YOUR ASSIGNMENT |
Copy out each line of the data that holds the string "Virginia".

(Document content entries)
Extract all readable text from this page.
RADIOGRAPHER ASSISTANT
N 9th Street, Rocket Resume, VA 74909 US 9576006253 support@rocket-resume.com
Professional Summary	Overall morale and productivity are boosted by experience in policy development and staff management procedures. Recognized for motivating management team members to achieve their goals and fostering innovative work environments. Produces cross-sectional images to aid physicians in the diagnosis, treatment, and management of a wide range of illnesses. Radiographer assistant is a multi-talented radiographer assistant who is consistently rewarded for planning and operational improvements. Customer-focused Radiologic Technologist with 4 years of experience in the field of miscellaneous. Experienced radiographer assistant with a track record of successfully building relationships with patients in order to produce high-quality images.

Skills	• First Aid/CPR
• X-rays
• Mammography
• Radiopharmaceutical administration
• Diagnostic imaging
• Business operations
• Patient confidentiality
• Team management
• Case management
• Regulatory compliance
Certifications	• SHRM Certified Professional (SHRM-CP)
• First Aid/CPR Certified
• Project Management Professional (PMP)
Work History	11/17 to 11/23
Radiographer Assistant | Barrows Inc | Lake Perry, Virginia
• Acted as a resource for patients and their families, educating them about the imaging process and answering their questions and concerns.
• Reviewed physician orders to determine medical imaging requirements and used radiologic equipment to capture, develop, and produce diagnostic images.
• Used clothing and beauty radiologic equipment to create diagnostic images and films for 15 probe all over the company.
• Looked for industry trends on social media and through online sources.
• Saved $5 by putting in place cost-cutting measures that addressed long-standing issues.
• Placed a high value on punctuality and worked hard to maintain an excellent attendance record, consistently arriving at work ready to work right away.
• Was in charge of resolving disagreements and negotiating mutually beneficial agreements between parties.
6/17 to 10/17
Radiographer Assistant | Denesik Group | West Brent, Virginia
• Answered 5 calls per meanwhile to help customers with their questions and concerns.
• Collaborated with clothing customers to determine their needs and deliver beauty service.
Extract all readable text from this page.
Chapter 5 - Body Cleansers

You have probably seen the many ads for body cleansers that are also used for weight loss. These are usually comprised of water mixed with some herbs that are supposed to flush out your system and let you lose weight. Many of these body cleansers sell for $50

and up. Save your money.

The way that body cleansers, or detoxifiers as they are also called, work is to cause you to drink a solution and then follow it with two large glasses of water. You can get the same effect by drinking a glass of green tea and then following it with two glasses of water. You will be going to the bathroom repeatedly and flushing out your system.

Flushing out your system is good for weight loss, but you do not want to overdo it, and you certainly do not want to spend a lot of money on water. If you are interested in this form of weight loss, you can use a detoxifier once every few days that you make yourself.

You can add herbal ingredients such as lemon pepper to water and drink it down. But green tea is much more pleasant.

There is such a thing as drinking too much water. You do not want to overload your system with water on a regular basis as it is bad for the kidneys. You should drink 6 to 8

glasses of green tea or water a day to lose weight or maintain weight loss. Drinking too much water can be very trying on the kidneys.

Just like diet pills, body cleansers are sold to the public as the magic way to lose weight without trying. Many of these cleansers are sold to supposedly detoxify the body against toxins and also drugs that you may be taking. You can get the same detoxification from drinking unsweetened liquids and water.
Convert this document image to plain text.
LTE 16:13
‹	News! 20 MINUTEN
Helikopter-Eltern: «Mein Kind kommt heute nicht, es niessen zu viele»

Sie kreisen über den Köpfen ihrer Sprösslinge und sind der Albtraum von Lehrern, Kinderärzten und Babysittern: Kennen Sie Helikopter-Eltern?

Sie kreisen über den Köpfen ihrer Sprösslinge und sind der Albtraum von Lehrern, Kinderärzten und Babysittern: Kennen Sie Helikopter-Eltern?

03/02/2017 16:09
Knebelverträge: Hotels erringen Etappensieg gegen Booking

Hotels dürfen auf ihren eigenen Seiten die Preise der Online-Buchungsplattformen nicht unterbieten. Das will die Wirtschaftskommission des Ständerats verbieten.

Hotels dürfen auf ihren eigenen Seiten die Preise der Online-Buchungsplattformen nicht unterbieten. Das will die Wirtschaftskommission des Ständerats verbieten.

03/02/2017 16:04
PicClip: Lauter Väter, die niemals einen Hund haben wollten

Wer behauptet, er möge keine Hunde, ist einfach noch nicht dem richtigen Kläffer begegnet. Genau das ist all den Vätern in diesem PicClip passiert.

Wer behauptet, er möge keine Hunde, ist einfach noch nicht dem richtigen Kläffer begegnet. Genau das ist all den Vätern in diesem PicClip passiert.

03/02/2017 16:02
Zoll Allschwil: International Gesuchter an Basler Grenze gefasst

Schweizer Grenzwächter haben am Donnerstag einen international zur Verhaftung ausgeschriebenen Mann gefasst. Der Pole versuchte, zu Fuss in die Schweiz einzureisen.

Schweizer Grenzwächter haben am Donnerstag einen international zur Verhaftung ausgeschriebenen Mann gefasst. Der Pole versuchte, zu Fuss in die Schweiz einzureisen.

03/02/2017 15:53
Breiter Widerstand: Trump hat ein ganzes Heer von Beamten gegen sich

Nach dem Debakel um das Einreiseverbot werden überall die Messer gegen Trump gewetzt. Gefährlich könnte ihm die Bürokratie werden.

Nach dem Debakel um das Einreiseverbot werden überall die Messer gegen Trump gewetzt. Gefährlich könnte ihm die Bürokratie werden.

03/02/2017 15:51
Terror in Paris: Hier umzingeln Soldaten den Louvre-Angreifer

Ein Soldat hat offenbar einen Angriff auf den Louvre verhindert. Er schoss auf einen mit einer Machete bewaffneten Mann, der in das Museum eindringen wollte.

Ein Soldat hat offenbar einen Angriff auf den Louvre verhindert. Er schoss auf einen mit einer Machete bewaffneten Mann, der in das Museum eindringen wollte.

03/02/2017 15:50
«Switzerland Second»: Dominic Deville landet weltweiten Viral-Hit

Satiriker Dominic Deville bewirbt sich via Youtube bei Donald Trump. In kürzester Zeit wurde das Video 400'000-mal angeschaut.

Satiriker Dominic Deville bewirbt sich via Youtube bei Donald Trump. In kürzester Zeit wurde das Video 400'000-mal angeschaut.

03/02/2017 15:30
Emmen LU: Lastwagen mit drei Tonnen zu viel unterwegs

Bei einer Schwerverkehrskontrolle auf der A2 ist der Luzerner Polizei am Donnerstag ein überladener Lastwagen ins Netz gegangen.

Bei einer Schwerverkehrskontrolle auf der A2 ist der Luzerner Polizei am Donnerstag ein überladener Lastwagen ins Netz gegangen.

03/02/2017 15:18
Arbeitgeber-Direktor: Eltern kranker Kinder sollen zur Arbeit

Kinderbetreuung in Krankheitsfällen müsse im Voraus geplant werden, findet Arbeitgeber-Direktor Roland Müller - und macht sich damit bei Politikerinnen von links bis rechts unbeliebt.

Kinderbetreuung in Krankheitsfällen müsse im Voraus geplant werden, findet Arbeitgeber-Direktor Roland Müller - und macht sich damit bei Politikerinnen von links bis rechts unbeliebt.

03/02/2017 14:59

YOUR SOLUTION |
Radiographer Assistant | Barrows Inc | Lake Perry, Virginia
Radiographer Assistant | Denesik Group | West Brent, Virginia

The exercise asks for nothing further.